* **Task instructions**
In the copy, include every entry exactly but none of the pictures.
— begin —
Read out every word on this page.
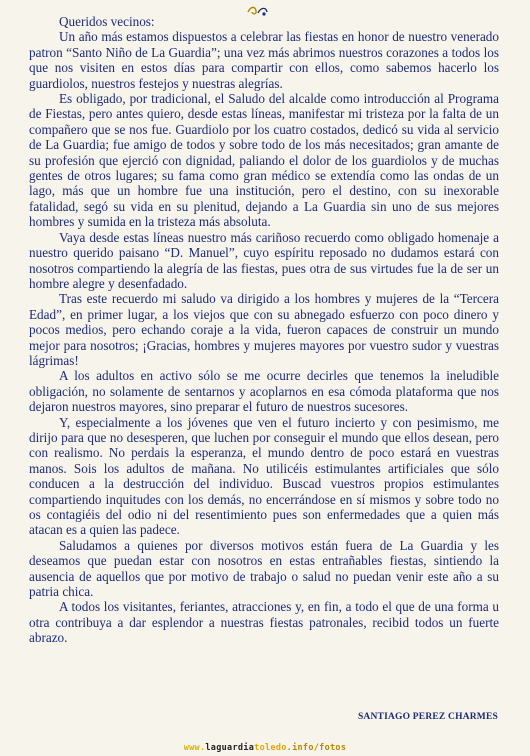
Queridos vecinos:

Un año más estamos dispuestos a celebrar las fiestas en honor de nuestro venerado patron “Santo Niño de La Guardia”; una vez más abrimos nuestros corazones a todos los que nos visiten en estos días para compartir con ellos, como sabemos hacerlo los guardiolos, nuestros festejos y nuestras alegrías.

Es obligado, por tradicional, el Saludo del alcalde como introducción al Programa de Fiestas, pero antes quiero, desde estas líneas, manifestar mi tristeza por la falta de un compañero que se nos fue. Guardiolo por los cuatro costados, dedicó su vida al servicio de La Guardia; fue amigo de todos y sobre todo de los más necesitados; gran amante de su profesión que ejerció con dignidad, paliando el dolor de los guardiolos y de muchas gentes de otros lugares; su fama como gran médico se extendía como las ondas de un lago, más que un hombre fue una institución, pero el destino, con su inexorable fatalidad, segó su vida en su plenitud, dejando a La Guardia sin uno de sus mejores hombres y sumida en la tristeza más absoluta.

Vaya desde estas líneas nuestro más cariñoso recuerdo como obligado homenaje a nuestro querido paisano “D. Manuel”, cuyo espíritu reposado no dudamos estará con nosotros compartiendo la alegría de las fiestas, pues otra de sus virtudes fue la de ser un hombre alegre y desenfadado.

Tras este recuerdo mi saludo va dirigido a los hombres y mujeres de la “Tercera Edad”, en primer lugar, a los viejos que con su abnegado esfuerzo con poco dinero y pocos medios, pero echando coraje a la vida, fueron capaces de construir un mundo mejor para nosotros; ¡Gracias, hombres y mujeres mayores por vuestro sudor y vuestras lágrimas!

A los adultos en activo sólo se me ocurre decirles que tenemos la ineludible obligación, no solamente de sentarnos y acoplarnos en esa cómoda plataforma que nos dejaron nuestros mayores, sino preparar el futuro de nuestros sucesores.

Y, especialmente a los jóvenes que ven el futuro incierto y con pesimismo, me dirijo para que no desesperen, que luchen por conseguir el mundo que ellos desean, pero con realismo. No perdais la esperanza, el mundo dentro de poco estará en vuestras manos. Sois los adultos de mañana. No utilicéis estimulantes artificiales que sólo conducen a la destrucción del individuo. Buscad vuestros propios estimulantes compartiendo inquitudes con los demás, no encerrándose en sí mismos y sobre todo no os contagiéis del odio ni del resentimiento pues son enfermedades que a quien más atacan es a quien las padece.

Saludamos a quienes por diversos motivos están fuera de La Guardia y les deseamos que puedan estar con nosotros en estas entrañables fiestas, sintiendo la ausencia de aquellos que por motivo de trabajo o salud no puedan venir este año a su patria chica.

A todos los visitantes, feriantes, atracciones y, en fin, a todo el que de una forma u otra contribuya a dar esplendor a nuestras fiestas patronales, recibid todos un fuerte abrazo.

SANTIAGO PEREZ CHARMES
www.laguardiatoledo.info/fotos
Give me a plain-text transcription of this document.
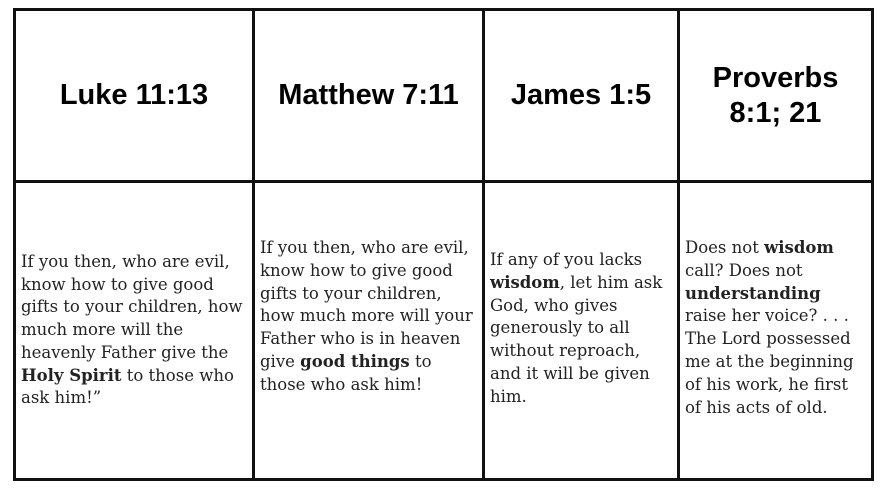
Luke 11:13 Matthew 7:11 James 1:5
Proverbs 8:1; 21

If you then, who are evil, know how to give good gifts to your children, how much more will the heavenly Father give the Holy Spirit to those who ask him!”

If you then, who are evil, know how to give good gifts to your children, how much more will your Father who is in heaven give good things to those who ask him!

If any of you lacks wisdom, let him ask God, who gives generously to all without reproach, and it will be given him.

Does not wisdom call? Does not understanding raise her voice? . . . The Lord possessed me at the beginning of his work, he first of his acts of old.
— end —
* **Exercise response**
Read out every word on this page.
Queridos vecinos:

Un año más estamos dispuestos a celebrar las fiestas en honor de nuestro venerado patron “Santo Niño de La Guardia”; una vez más abrimos nuestros corazones a todos los que nos visiten en estos días para compartir con ellos, como sabemos hacerlo los guardiolos, nuestros festejos y nuestras alegrías.

Es obligado, por tradicional, el Saludo del alcalde como introducción al Programa de Fiestas, pero antes quiero, desde estas líneas, manifestar mi tristeza por la falta de un compañero que se nos fue. Guardiolo por los cuatro costados, dedicó su vida al servicio de La Guardia; fue amigo de todos y sobre todo de los más necesitados; gran amante de su profesión que ejerció con dignidad, paliando el dolor de los guardiolos y de muchas gentes de otros lugares; su fama como gran médico se extendía como las ondas de un lago, más que un hombre fue una institución, pero el destino, con su inexorable fatalidad, segó su vida en su plenitud, dejando a La Guardia sin uno de sus mejores hombres y sumida en la tristeza más absoluta.

Vaya desde estas líneas nuestro más cariñoso recuerdo como obligado homenaje a nuestro querido paisano “D. Manuel”, cuyo espíritu reposado no dudamos estará con nosotros compartiendo la alegría de las fiestas, pues otra de sus virtudes fue la de ser un hombre alegre y desenfadado.

Tras este recuerdo mi saludo va dirigido a los hombres y mujeres de la “Tercera Edad”, en primer lugar, a los viejos que con su abnegado esfuerzo con poco dinero y pocos medios, pero echando coraje a la vida, fueron capaces de construir un mundo mejor para nosotros; ¡Gracias, hombres y mujeres mayores por vuestro sudor y vuestras lágrimas!

A los adultos en activo sólo se me ocurre decirles que tenemos la ineludible obligación, no solamente de sentarnos y acoplarnos en esa cómoda plataforma que nos dejaron nuestros mayores, sino preparar el futuro de nuestros sucesores.

Y, especialmente a los jóvenes que ven el futuro incierto y con pesimismo, me dirijo para que no desesperen, que luchen por conseguir el mundo que ellos desean, pero con realismo. No perdais la esperanza, el mundo dentro de poco estará en vuestras manos. Sois los adultos de mañana. No utilicéis estimulantes artificiales que sólo conducen a la destrucción del individuo. Buscad vuestros propios estimulantes compartiendo inquitudes con los demás, no encerrándose en sí mismos y sobre todo no os contagiéis del odio ni del resentimiento pues son enfermedades que a quien más atacan es a quien las padece.

Saludamos a quienes por diversos motivos están fuera de La Guardia y les deseamos que puedan estar con nosotros en estas entrañables fiestas, sintiendo la ausencia de aquellos que por motivo de trabajo o salud no puedan venir este año a su patria chica.

A todos los visitantes, feriantes, atracciones y, en fin, a todo el que de una forma u otra contribuya a dar esplendor a nuestras fiestas patronales, recibid todos un fuerte abrazo.

SANTIAGO PEREZ CHARMES
www.laguardiatoledo.info/fotos
Give me a plain-text transcription of this document.
Luke 11:13 Matthew 7:11 James 1:5
Proverbs 8:1; 21

If you then, who are evil, know how to give good gifts to your children, how much more will the heavenly Father give the Holy Spirit to those who ask him!”

If you then, who are evil, know how to give good gifts to your children, how much more will your Father who is in heaven give good things to those who ask him!

If any of you lacks wisdom, let him ask God, who gives generously to all without reproach, and it will be given him.

Does not wisdom call? Does not understanding raise her voice? . . . The Lord possessed me at the beginning of his work, he first of his acts of old.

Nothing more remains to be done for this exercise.